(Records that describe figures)
** BEGIN **
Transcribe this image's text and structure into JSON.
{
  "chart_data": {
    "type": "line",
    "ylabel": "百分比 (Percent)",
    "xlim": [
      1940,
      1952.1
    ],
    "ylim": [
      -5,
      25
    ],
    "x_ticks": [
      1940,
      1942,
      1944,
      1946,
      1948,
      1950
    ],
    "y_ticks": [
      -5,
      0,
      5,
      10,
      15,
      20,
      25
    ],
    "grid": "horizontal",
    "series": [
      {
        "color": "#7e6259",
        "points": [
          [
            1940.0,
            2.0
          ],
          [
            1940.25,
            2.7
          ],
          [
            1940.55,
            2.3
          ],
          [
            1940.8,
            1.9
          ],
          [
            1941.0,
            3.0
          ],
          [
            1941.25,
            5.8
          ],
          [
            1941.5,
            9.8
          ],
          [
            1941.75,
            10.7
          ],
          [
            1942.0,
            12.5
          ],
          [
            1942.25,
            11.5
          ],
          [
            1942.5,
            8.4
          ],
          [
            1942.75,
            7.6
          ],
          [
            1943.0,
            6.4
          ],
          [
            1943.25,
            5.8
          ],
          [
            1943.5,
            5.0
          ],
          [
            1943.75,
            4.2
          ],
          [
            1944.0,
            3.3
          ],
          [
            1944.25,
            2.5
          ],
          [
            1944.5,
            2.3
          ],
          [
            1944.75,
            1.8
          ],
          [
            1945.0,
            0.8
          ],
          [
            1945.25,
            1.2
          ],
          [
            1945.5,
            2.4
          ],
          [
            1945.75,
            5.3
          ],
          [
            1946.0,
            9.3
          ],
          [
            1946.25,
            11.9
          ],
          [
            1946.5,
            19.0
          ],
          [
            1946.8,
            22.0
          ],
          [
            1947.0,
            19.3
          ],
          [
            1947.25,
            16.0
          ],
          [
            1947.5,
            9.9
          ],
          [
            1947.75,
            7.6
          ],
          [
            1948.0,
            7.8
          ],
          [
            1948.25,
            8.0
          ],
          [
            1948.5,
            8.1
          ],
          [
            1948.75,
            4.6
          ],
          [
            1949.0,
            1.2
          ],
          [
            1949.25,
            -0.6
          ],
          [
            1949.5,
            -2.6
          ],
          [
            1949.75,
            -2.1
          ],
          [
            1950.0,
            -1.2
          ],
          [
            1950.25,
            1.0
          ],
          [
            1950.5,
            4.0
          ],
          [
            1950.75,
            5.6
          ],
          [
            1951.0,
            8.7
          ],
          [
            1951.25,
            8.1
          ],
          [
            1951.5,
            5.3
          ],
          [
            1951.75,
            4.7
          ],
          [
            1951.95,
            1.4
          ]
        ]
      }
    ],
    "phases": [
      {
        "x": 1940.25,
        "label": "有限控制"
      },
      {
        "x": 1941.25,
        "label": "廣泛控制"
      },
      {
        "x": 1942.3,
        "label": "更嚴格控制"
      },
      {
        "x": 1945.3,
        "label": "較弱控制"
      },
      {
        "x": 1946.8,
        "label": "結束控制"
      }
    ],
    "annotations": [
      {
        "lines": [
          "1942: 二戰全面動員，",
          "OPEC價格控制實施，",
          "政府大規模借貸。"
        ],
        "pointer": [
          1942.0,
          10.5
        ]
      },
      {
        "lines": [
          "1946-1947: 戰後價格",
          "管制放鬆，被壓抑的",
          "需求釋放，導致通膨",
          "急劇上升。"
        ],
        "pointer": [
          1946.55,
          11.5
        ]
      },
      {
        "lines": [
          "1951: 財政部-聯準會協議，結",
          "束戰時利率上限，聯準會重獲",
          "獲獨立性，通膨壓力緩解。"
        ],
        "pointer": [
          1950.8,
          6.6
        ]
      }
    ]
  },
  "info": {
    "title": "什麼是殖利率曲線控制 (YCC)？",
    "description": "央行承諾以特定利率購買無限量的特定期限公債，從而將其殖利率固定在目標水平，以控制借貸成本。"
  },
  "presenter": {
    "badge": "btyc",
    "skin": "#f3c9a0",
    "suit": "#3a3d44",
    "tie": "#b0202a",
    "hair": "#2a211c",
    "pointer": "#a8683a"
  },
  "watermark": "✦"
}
** END **
## Given instruction
Restate the listing above word for word.

## Exercise output
Transcribe this image's text and structure into JSON.
{
  "chart_data": {
    "type": "line",
    "ylabel": "百分比 (Percent)",
    "xlim": [
      1940,
      1952.1
    ],
    "ylim": [
      -5,
      25
    ],
    "x_ticks": [
      1940,
      1942,
      1944,
      1946,
      1948,
      1950
    ],
    "y_ticks": [
      -5,
      0,
      5,
      10,
      15,
      20,
      25
    ],
    "grid": "horizontal",
    "series": [
      {
        "color": "#7e6259",
        "points": [
          [
            1940.0,
            2.0
          ],
          [
            1940.25,
            2.7
          ],
          [
            1940.55,
            2.3
          ],
          [
            1940.8,
            1.9
          ],
          [
            1941.0,
            3.0
          ],
          [
            1941.25,
            5.8
          ],
          [
            1941.5,
            9.8
          ],
          [
            1941.75,
            10.7
          ],
          [
            1942.0,
            12.5
          ],
          [
            1942.25,
            11.5
          ],
          [
            1942.5,
            8.4
          ],
          [
            1942.75,
            7.6
          ],
          [
            1943.0,
            6.4
          ],
          [
            1943.25,
            5.8
          ],
          [
            1943.5,
            5.0
          ],
          [
            1943.75,
            4.2
          ],
          [
            1944.0,
            3.3
          ],
          [
            1944.25,
            2.5
          ],
          [
            1944.5,
            2.3
          ],
          [
            1944.75,
            1.8
          ],
          [
            1945.0,
            0.8
          ],
          [
            1945.25,
            1.2
          ],
          [
            1945.5,
            2.4
          ],
          [
            1945.75,
            5.3
          ],
          [
            1946.0,
            9.3
          ],
          [
            1946.25,
            11.9
          ],
          [
            1946.5,
            19.0
          ],
          [
            1946.8,
            22.0
          ],
          [
            1947.0,
            19.3
          ],
          [
            1947.25,
            16.0
          ],
          [
            1947.5,
            9.9
          ],
          [
            1947.75,
            7.6
          ],
          [
            1948.0,
            7.8
          ],
          [
            1948.25,
            8.0
          ],
          [
            1948.5,
            8.1
          ],
          [
            1948.75,
            4.6
          ],
          [
            1949.0,
            1.2
          ],
          [
            1949.25,
            -0.6
          ],
          [
            1949.5,
            -2.6
          ],
          [
            1949.75,
            -2.1
          ],
          [
            1950.0,
            -1.2
          ],
          [
            1950.25,
            1.0
          ],
          [
            1950.5,
            4.0
          ],
          [
            1950.75,
            5.6
          ],
          [
            1951.0,
            8.7
          ],
          [
            1951.25,
            8.1
          ],
          [
            1951.5,
            5.3
          ],
          [
            1951.75,
            4.7
          ],
          [
            1951.95,
            1.4
          ]
        ]
      }
    ],
    "phases": [
      {
        "x": 1940.25,
        "label": "有限控制"
      },
      {
        "x": 1941.25,
        "label": "廣泛控制"
      },
      {
        "x": 1942.3,
        "label": "更嚴格控制"
      },
      {
        "x": 1945.3,
        "label": "較弱控制"
      },
      {
        "x": 1946.8,
        "label": "結束控制"
      }
    ],
    "annotations": [
      {
        "lines": [
          "1942: 二戰全面動員，",
          "OPEC價格控制實施，",
          "政府大規模借貸。"
        ],
        "pointer": [
          1942.0,
          10.5
        ]
      },
      {
        "lines": [
          "1946-1947: 戰後價格",
          "管制放鬆，被壓抑的",
          "需求釋放，導致通膨",
          "急劇上升。"
        ],
        "pointer": [
          1946.55,
          11.5
        ]
      },
      {
        "lines": [
          "1951: 財政部-聯準會協議，結",
          "束戰時利率上限，聯準會重獲",
          "獲獨立性，通膨壓力緩解。"
        ],
        "pointer": [
          1950.8,
          6.6
        ]
      }
    ]
  },
  "info": {
    "title": "什麼是殖利率曲線控制 (YCC)？",
    "description": "央行承諾以特定利率購買無限量的特定期限公債，從而將其殖利率固定在目標水平，以控制借貸成本。"
  },
  "presenter": {
    "badge": "btyc",
    "skin": "#f3c9a0",
    "suit": "#3a3d44",
    "tie": "#b0202a",
    "hair": "#2a211c",
    "pointer": "#a8683a"
  },
  "watermark": "✦"
}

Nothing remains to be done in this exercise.